Task prompt: Please return the listing below line for line, with nothing altered.

Records drawn from a data source:
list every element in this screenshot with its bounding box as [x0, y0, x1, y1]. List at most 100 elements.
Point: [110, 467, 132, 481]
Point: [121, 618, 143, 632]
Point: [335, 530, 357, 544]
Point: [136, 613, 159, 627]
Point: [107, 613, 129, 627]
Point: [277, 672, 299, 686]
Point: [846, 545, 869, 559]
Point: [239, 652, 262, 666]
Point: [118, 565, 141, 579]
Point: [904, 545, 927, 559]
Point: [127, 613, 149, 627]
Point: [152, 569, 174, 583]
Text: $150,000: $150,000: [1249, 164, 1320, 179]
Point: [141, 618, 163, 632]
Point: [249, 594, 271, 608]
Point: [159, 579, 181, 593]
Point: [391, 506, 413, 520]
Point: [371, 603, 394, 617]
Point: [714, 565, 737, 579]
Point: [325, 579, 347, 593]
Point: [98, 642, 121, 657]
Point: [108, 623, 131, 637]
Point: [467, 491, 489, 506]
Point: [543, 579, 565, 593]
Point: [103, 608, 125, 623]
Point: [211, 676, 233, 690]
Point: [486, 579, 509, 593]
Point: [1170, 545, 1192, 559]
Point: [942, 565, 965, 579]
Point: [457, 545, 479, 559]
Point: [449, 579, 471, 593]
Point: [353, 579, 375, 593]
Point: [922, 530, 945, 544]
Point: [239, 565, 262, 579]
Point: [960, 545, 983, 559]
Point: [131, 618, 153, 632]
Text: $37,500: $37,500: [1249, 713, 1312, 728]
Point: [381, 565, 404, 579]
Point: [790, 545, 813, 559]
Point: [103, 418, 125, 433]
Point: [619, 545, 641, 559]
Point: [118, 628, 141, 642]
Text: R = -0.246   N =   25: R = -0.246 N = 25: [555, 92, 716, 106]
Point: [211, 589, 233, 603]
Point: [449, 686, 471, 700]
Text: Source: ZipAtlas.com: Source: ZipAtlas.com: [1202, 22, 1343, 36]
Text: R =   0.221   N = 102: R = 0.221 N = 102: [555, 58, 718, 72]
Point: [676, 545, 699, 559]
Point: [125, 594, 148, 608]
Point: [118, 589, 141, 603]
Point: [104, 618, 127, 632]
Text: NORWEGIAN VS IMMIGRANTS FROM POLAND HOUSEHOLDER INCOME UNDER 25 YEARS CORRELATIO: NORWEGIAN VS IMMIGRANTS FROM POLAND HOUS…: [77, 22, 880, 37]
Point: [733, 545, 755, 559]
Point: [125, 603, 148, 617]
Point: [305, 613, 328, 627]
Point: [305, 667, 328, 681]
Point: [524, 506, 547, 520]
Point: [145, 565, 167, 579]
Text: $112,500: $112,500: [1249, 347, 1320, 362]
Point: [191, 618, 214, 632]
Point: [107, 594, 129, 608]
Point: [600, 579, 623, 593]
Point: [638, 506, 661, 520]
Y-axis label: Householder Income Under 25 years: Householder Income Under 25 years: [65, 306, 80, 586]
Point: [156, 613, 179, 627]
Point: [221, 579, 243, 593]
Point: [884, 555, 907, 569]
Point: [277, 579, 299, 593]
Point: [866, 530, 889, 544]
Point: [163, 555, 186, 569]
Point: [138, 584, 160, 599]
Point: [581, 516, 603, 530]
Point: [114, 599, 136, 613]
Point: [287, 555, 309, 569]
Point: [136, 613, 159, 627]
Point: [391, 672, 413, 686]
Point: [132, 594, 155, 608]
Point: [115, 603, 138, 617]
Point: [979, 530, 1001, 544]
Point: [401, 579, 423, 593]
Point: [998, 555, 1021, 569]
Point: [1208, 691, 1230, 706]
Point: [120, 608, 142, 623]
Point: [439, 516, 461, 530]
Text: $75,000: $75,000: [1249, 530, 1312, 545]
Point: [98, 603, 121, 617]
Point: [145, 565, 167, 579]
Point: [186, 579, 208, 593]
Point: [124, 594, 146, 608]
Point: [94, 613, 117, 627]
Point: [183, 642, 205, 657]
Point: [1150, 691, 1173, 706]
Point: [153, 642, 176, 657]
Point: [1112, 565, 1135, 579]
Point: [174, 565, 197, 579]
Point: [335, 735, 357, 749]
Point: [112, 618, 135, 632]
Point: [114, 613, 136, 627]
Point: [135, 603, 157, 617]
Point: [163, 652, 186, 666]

Result of the exercise:
list every element in this screenshot with its bounding box as [x0, y0, x1, y1]. List at most 100 elements.
Point: [110, 467, 132, 481]
Point: [121, 618, 143, 632]
Point: [335, 530, 357, 544]
Point: [136, 613, 159, 627]
Point: [107, 613, 129, 627]
Point: [277, 672, 299, 686]
Point: [846, 545, 869, 559]
Point: [239, 652, 262, 666]
Point: [118, 565, 141, 579]
Point: [904, 545, 927, 559]
Point: [127, 613, 149, 627]
Point: [152, 569, 174, 583]
Text: $150,000: $150,000: [1249, 164, 1320, 179]
Point: [141, 618, 163, 632]
Point: [249, 594, 271, 608]
Point: [159, 579, 181, 593]
Point: [391, 506, 413, 520]
Point: [371, 603, 394, 617]
Point: [714, 565, 737, 579]
Point: [325, 579, 347, 593]
Point: [98, 642, 121, 657]
Point: [108, 623, 131, 637]
Point: [467, 491, 489, 506]
Point: [543, 579, 565, 593]
Point: [103, 608, 125, 623]
Point: [211, 676, 233, 690]
Point: [486, 579, 509, 593]
Point: [1170, 545, 1192, 559]
Point: [942, 565, 965, 579]
Point: [457, 545, 479, 559]
Point: [449, 579, 471, 593]
Point: [353, 579, 375, 593]
Point: [922, 530, 945, 544]
Point: [239, 565, 262, 579]
Point: [960, 545, 983, 559]
Point: [131, 618, 153, 632]
Text: $37,500: $37,500: [1249, 713, 1312, 728]
Point: [381, 565, 404, 579]
Point: [790, 545, 813, 559]
Point: [103, 418, 125, 433]
Point: [619, 545, 641, 559]
Point: [118, 628, 141, 642]
Text: R = -0.246   N =   25: R = -0.246 N = 25: [555, 92, 716, 106]
Point: [211, 589, 233, 603]
Point: [449, 686, 471, 700]
Text: Source: ZipAtlas.com: Source: ZipAtlas.com: [1202, 22, 1343, 36]
Text: R =   0.221   N = 102: R = 0.221 N = 102: [555, 58, 718, 72]
Point: [676, 545, 699, 559]
Point: [125, 594, 148, 608]
Point: [118, 589, 141, 603]
Point: [104, 618, 127, 632]
Text: NORWEGIAN VS IMMIGRANTS FROM POLAND HOUSEHOLDER INCOME UNDER 25 YEARS CORRELATIO: NORWEGIAN VS IMMIGRANTS FROM POLAND HOUS…: [77, 22, 880, 37]
Point: [733, 545, 755, 559]
Point: [125, 603, 148, 617]
Point: [305, 613, 328, 627]
Point: [305, 667, 328, 681]
Point: [524, 506, 547, 520]
Point: [145, 565, 167, 579]
Text: $112,500: $112,500: [1249, 347, 1320, 362]
Point: [191, 618, 214, 632]
Point: [107, 594, 129, 608]
Point: [600, 579, 623, 593]
Point: [638, 506, 661, 520]
Y-axis label: Householder Income Under 25 years: Householder Income Under 25 years: [65, 306, 80, 586]
Point: [156, 613, 179, 627]
Point: [221, 579, 243, 593]
Point: [884, 555, 907, 569]
Point: [277, 579, 299, 593]
Point: [866, 530, 889, 544]
Point: [163, 555, 186, 569]
Point: [138, 584, 160, 599]
Point: [581, 516, 603, 530]
Point: [114, 599, 136, 613]
Point: [287, 555, 309, 569]
Point: [136, 613, 159, 627]
Point: [391, 672, 413, 686]
Point: [132, 594, 155, 608]
Point: [115, 603, 138, 617]
Point: [979, 530, 1001, 544]
Point: [401, 579, 423, 593]
Point: [998, 555, 1021, 569]
Point: [1208, 691, 1230, 706]
Point: [120, 608, 142, 623]
Point: [439, 516, 461, 530]
Text: $75,000: $75,000: [1249, 530, 1312, 545]
Point: [98, 603, 121, 617]
Point: [145, 565, 167, 579]
Point: [186, 579, 208, 593]
Point: [124, 594, 146, 608]
Point: [94, 613, 117, 627]
Point: [183, 642, 205, 657]
Point: [1150, 691, 1173, 706]
Point: [153, 642, 176, 657]
Point: [1112, 565, 1135, 579]
Point: [174, 565, 197, 579]
Point: [335, 735, 357, 749]
Point: [112, 618, 135, 632]
Point: [114, 613, 136, 627]
Point: [135, 603, 157, 617]
Point: [163, 652, 186, 666]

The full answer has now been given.